START Exercise passage


    Two more thoughts:
    1) I'm not really sure if it's possible to get collegiate admins to act like cheery camp counselors, so maybe it's just an immutable fact that they have to comport themselves like managers at a car rental franchise. That might be a part of how Columbia, in general, completely lacks that Hogwarts-ian fog of traditional collegiate charm that is probably much more present on campuses outside of New York. Not saying that's overall a bad thing; I'm happy that my college experience was vomlet-free.
    2) I think "stress" is a bad proxy for fixing Columbia's culture. Stress seems like an inevitable result of a good undergraduate experience. If lived correctly, our lives are not going to get any less stressful in the near future, so I don't see why we are at STRESSCON 1 around here. People are responsible for the choices they make in life, and if they can't pull a 3.7 while going out 3 nights a week, then that sucks for them, because obviously others can. Furthermore, I think we need to more clearly separate the idea that everyone should be equally eligible for an education like at Columbia from the idea that everyone can successfully complete and education like at Columbia. Some people are going to burn out, and if they don't then I'd argue that we need to turn the difficulty level up. We can't change the fact that society places a ton of pressure on grades and name-brand educations (or that dropping out or taking time off is a sign of some ambiguous moral weakness), and so we aren't responsible for that pressure's effects. Or at least that's what I'm rolling with for this internet comment.

    TL;DR: I'm a senior who appreciates the academic/social/personal crucible that is Columbia, and although I'm certain that I would have enjoyed most other schools more, I don't fully regret coming here (as I don't think that undergrad should be the landlocked analog to the booze cruise). I think that in the long run I'll be better for it.

    • CC '14

      Dear CC '13:

      Your comment made me feel sane again. Whoever you are, I am glad that you are my classmate.

      CC '14

    • Anonymous  

      "maybe it's just an immutable fact that they have to comport themselves like managers at a car rental franchise."

      i stood up and applauded at my computer when i read this line. it was a little weird because i was in the ref room, but YOU'RE WORTH IT, OP

    • Anonymous

      I want to chime in as a Barnard senior who feels the same.

END Exercise passage
START Records shown

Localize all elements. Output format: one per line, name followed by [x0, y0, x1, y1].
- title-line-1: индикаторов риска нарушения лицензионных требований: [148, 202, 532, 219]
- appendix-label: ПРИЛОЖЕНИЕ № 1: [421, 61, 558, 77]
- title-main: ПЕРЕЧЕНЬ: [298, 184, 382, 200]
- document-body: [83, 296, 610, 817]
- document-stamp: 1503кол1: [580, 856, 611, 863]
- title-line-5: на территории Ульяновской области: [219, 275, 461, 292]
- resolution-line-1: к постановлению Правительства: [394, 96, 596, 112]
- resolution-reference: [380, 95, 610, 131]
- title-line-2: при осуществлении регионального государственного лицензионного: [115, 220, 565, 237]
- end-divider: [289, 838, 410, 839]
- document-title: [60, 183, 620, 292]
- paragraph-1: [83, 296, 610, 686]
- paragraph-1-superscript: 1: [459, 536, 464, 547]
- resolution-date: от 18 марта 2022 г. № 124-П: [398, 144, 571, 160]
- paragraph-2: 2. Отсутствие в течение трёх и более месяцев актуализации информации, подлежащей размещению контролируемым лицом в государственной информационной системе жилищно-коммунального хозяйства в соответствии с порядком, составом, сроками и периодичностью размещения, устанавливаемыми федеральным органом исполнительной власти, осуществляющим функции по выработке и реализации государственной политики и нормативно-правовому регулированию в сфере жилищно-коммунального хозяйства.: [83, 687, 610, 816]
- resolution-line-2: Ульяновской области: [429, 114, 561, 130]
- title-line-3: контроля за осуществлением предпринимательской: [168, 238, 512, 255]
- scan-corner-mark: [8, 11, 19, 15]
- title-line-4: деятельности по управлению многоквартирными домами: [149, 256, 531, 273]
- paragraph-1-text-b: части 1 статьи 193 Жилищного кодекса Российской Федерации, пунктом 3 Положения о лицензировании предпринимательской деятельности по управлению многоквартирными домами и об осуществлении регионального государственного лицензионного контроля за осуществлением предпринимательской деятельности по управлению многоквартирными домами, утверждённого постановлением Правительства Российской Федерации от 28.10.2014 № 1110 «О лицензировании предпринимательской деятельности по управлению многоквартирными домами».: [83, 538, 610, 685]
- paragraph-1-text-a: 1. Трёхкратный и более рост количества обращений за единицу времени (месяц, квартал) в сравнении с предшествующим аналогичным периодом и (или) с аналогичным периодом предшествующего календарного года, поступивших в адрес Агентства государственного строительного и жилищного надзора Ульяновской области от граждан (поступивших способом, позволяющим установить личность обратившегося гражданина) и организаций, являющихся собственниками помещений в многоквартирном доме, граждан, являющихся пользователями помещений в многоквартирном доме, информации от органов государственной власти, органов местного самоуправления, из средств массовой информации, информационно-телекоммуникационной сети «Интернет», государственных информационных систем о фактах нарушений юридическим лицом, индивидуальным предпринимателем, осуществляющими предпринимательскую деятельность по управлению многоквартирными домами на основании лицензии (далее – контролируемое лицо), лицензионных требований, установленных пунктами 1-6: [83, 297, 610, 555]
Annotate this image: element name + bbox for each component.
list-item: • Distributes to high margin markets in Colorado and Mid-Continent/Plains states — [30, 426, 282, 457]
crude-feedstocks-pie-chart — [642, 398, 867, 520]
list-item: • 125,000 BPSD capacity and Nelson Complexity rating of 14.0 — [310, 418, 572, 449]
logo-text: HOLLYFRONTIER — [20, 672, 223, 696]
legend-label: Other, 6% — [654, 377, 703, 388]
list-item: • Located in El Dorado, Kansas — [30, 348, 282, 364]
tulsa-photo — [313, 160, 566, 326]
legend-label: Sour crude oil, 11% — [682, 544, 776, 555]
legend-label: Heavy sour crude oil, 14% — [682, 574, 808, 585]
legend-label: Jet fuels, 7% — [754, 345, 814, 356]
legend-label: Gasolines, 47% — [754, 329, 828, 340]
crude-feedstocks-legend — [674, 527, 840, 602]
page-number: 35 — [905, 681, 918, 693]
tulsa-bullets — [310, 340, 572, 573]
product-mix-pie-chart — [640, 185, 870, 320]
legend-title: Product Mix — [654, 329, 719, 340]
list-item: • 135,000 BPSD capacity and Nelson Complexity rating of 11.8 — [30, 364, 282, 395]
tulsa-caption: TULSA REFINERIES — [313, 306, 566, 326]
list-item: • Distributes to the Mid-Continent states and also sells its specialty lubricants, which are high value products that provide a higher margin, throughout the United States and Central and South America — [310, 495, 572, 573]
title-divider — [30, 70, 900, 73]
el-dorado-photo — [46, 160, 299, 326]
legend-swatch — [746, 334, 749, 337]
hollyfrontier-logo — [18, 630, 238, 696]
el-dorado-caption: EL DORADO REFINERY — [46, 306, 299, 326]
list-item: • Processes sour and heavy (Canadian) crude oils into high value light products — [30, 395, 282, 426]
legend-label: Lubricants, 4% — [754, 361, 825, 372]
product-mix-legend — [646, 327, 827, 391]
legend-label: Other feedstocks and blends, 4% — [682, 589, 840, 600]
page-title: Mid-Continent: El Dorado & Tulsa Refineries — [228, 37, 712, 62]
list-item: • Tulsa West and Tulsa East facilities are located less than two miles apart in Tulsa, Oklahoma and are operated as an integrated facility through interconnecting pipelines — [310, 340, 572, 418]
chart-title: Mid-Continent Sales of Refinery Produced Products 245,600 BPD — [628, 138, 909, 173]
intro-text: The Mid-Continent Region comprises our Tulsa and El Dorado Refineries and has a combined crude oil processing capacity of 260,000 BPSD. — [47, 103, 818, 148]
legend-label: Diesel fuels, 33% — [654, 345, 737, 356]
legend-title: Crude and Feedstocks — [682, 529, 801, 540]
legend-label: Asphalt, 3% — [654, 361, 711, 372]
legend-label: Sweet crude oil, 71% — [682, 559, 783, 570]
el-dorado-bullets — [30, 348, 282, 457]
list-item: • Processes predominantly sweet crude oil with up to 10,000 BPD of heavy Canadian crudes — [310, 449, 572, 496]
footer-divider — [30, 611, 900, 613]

END Records shown

Tasks for this exercise:
1. Translate this sentence from the comments about Columbia into Spanish: "Stress seems like an inevitable result of a good undergraduate experience."
2. Sum up the comments about Columbia in two sentences.
3. Carry on the comment thread about Columbia from its last line, in the same voice.

Task-by-task outputs:
1. El estrés parece un resultado inevitable de una buena experiencia universitaria.

2. A Columbia senior from CC '13 argues that stress is a bad proxy for fixing the school's culture, since stress is an inevitable result of a good undergraduate experience and some people are going to burn out. The writer doesn't fully regret coming to Columbia and expects to be better for it, and other commenters, including a CC '14 student and a Barnard senior, reply in agreement.

3.
      -losing friends to /almost having to graduate early from the part-time enrollment change, and dealing with the administration's bullshit response to that
      -losing housing as a return students
      -having friends whose rooms got converted into doubles with random roommates they hated and/or assigned male roommates in a suite they picked to be single-sex
      -multiple friends who keep getting sick on the meal plan (including friends with allergies who simply don't feel comfortable with any accommodations and don't want to be on the fucking meal plan)
      -multiple people I know who can't get disability support because their doctor won't put them through the tests for disabilities (e.g., migraines) that they've been diagnosed with already
      -closing the pool, which tons of students used expressly for destressing
      -quietly cutting the number of free psych appointments down ("because people weren't using all of them" would indicate they *wouldn't* need to cut them down, wouldn't it?)
      -(almost) the flier policy where you couldn't even promote your event without being "approved" by the administration

  3. Anonymous

    yo when are senior wisdoms

  4. cc15  

    "I started seeing the major fault in the initiative–a common theme at Columbia–that the people we were supposed to be getting help from had no idea what we were talking about. "

    Perhaps the most insightful statement regarding Columbia admin that I've ever seen.

  5. Come on Bwog  

    Did you REALLY have to tag HIMYM in this?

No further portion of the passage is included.